## What this task involves
From the entries below, pull out each line where "INDEX" appears.

___ Data for processing ___

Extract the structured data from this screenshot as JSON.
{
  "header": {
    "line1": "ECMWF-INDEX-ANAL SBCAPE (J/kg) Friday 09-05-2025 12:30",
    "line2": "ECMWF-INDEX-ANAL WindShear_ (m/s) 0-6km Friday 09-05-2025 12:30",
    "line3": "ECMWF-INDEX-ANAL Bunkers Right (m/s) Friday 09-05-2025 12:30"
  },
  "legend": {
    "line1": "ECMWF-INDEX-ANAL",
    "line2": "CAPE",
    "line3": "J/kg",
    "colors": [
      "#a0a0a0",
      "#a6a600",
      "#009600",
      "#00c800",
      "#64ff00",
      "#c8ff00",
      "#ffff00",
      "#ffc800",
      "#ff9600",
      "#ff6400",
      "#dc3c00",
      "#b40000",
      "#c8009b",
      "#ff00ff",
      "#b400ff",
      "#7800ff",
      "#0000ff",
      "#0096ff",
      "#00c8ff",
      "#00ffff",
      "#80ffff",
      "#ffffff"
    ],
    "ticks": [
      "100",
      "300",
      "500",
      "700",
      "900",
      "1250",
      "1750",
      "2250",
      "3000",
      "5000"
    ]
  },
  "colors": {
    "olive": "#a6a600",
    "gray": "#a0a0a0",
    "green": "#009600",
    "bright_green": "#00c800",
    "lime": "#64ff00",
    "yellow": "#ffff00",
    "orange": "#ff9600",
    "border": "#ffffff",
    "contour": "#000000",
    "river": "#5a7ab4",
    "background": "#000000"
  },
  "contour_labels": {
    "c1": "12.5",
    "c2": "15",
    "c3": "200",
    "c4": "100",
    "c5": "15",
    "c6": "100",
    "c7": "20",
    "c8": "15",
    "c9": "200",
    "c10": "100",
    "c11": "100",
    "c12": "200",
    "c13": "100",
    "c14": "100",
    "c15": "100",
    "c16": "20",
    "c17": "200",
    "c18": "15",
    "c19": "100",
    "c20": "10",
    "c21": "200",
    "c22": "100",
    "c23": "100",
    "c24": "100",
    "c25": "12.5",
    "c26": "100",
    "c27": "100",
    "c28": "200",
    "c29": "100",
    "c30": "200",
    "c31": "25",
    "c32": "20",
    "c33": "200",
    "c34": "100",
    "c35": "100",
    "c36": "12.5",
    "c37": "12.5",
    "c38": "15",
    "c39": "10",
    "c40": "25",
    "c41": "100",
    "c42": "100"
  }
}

___

## Written response
    "line1": "ECMWF-INDEX-ANAL SBCAPE (J/kg) Friday 09-05-2025 12:30",
    "line2": "ECMWF-INDEX-ANAL WindShear_ (m/s) 0-6km Friday 09-05-2025 12:30",
    "line3": "ECMWF-INDEX-ANAL Bunkers Right (m/s) Friday 09-05-2025 12:30"
    "line1": "ECMWF-INDEX-ANAL",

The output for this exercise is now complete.